* WHAT YOU HAVE TO DO:
Show every line of the records below that contains the word "screenshot".

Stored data
★ ★ ★ ★ ★ ★ ★

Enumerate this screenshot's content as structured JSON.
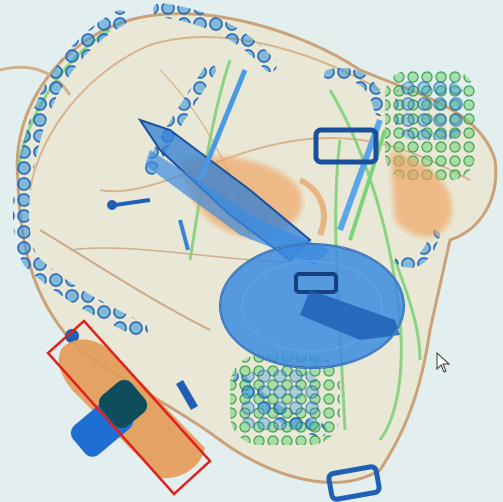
{
  "scene": {
    "description_color_bg": "#e3eeee",
    "bag_outline_color": "#c9a27a",
    "organic_color": "#e39a55",
    "metal_color": "#2f7fd6",
    "mixed_color": "#5fc265",
    "highlight_color": "#e0201c"
  },
  "detection": {
    "box_color": "#e0201c"
  },
  "pointer": {
    "icon": "mouse-pointer-icon"
  }
}
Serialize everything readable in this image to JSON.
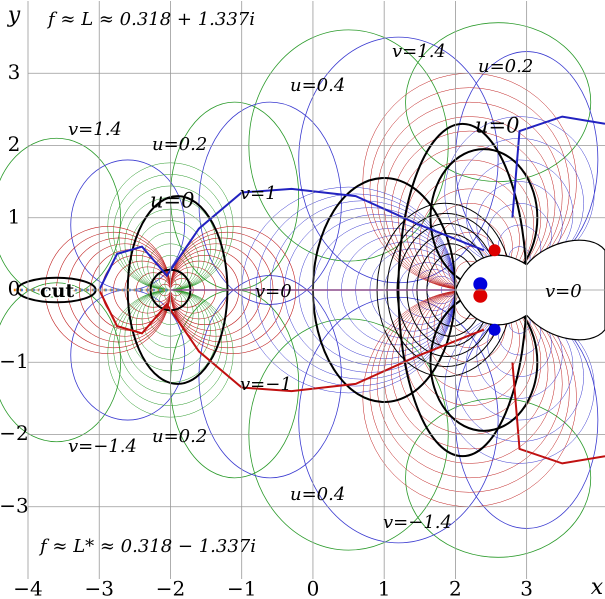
{
  "chart_data": {
    "type": "contour",
    "x_label": "x",
    "y_label": "y",
    "xlim": [
      -4,
      4.1
    ],
    "ylim": [
      -4,
      4
    ],
    "xticks": [
      {
        "value": -4,
        "label": "−4"
      },
      {
        "value": -3,
        "label": "−3"
      },
      {
        "value": -2,
        "label": "−2"
      },
      {
        "value": -1,
        "label": "−1"
      },
      0,
      1,
      2,
      3
    ],
    "yticks": [
      {
        "value": -3,
        "label": "−3"
      },
      {
        "value": -2,
        "label": "−2"
      },
      {
        "value": -1,
        "label": "−1"
      },
      0,
      1,
      2,
      3
    ],
    "grid": true,
    "annotations": [
      "f ≈ L ≈ 0.318 + 1.337i",
      "f ≈ L* ≈ 0.318 − 1.337i",
      "cut",
      "u=0",
      "u=0",
      "u=0.2",
      "u=0.2",
      "u=0.2",
      "u=0.4",
      "u=0.4",
      "v=1.4",
      "v=1.4",
      "v=1",
      "v=0",
      "v=0",
      "v=−1",
      "v=−1.4",
      "v=−1.4"
    ]
  }
}
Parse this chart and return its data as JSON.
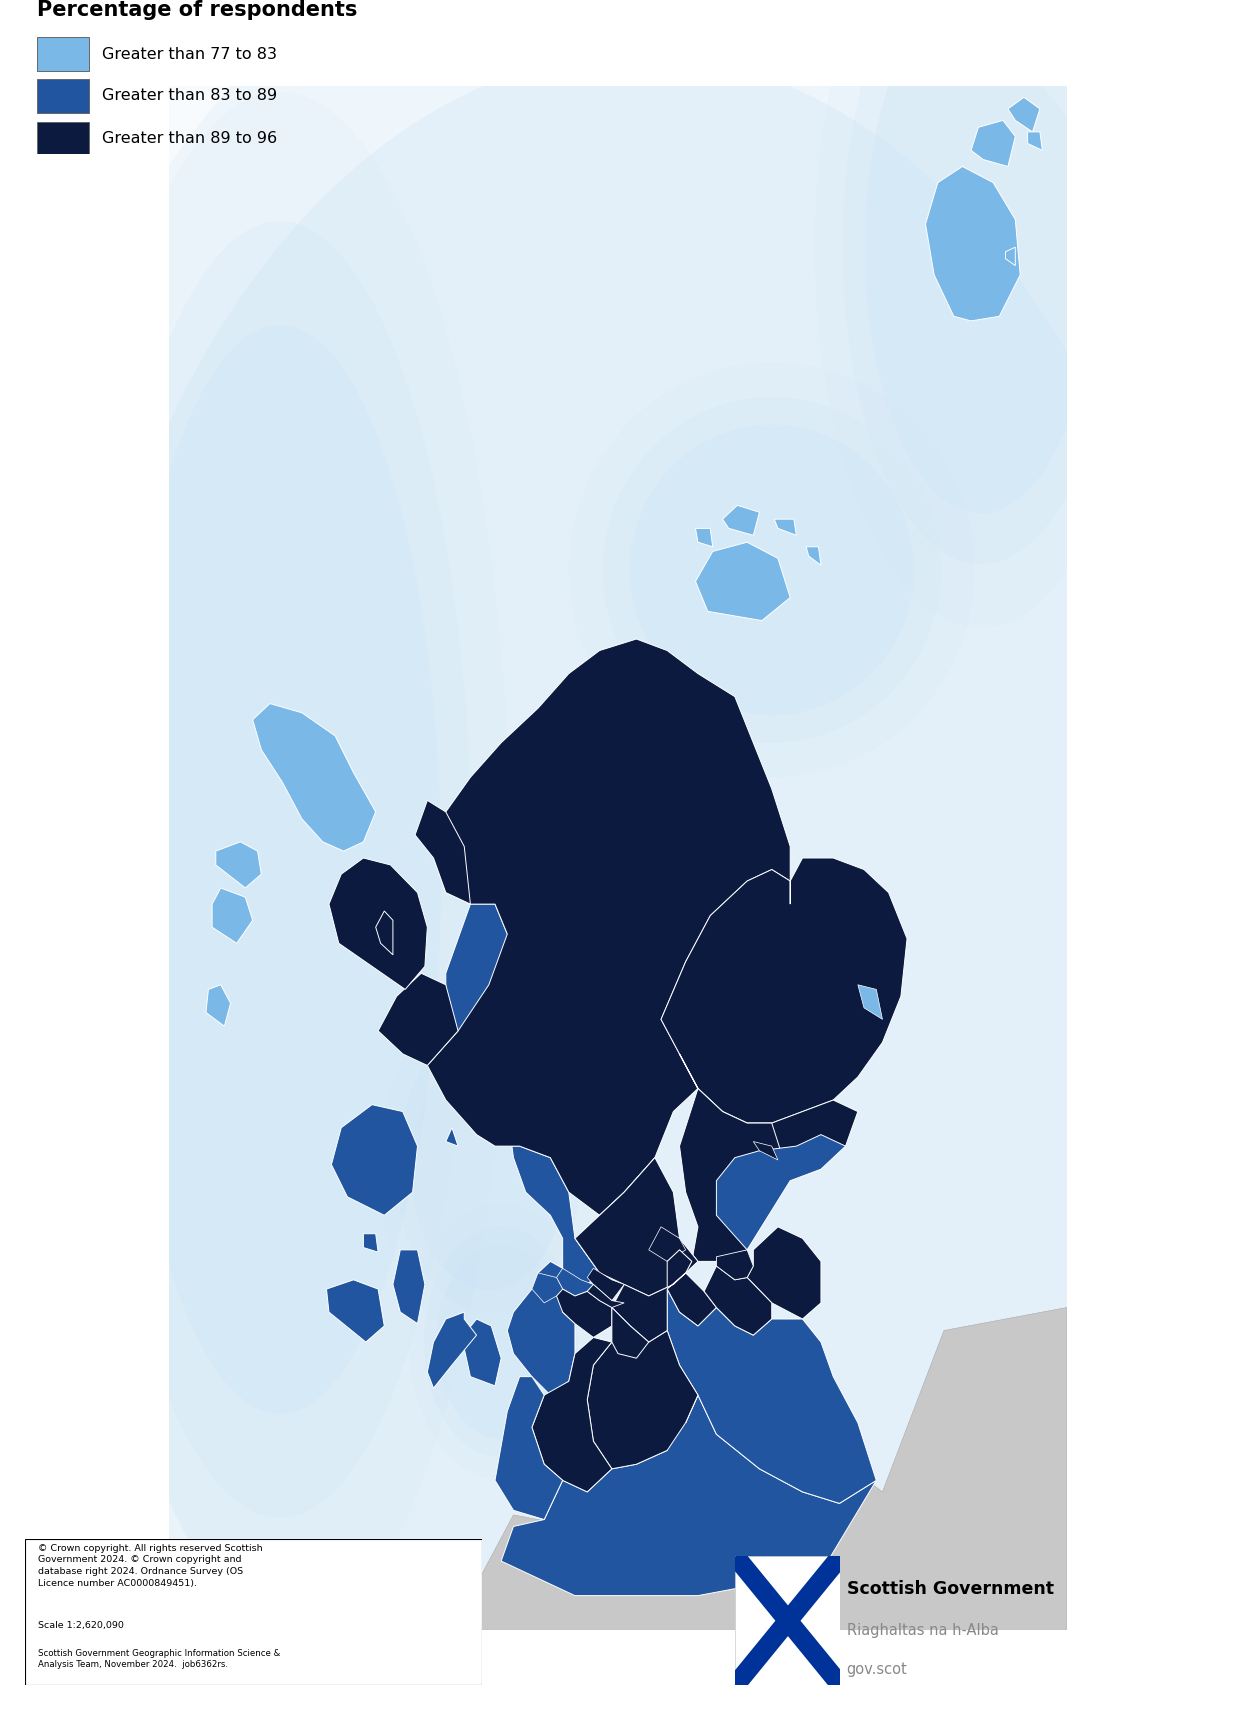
{
  "title": "Percentage of respondents",
  "legend_items": [
    {
      "label": "Greater than 77 to 83",
      "color": "#7ab8e8"
    },
    {
      "label": "Greater than 83 to 89",
      "color": "#2155a0"
    },
    {
      "label": "Greater than 89 to 96",
      "color": "#0c1a40"
    }
  ],
  "background_color": "#ffffff",
  "glow_color": "#cce4f5",
  "england_color": "#c8c8c8",
  "border_color": "#ffffff",
  "copyright_text": "© Crown copyright. All rights reserved Scottish\nGovernment 2024. © Crown copyright and\ndatabase right 2024. Ordnance Survey (OS\nLicence number AC0000849451).",
  "scale_text": "Scale 1:2,620,090",
  "credit_text": "Scottish Government Geographic Information Science &\nAnalysis Team, November 2024.  job6362rs.",
  "sg_name": "Scottish Government",
  "sg_gaelic": "Riaghaltas na h-Alba",
  "sg_web": "gov.scot",
  "figsize": [
    12.36,
    17.16
  ],
  "dpi": 100
}
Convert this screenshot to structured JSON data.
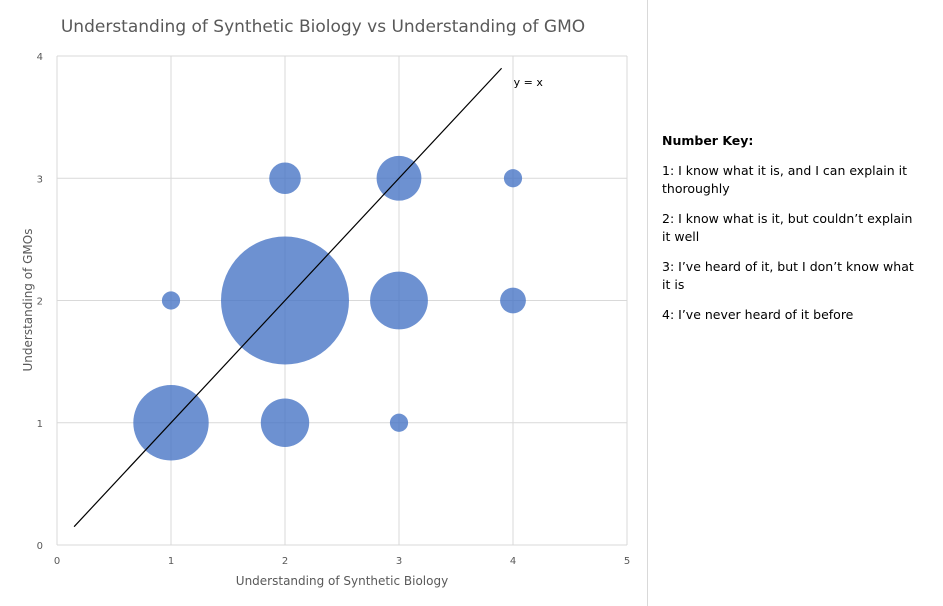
{
  "chart_data": {
    "type": "scatter",
    "title": "Understanding  of Synthetic Biology vs Understanding  of GMO",
    "xlabel": "Understanding of Synthetic Biology",
    "ylabel": "Understanding of GMOs",
    "xlim": [
      0,
      5
    ],
    "ylim": [
      0,
      4
    ],
    "xticks": [
      "0",
      "1",
      "2",
      "3",
      "4",
      "5"
    ],
    "yticks": [
      "0",
      "1",
      "2",
      "3",
      "4"
    ],
    "grid": true,
    "bubble_color": "#4472C4",
    "points": [
      {
        "x": 1,
        "y": 1,
        "size": 17
      },
      {
        "x": 1,
        "y": 2,
        "size": 1
      },
      {
        "x": 2,
        "y": 1,
        "size": 7
      },
      {
        "x": 2,
        "y": 2,
        "size": 49
      },
      {
        "x": 2,
        "y": 3,
        "size": 3
      },
      {
        "x": 3,
        "y": 1,
        "size": 1
      },
      {
        "x": 3,
        "y": 2,
        "size": 10
      },
      {
        "x": 3,
        "y": 3,
        "size": 6
      },
      {
        "x": 4,
        "y": 2,
        "size": 2
      },
      {
        "x": 4,
        "y": 3,
        "size": 1
      }
    ],
    "reference_line": {
      "label": "y = x",
      "from": [
        0.15,
        0.15
      ],
      "to": [
        3.9,
        3.9
      ]
    }
  },
  "key": {
    "title": "Number Key:",
    "items": [
      "1: I know what it is, and I can explain it thoroughly",
      "2: I know what is it, but couldn’t explain it well",
      "3: I’ve heard of it, but I don’t know what it is",
      "4: I’ve never heard of it before"
    ]
  }
}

★ ★ ★ ★ ★ ★ ★

* THE RESULT:
Enumerate this screenshot's content as structured JSON.
Convert this screenshot to structured JSON data.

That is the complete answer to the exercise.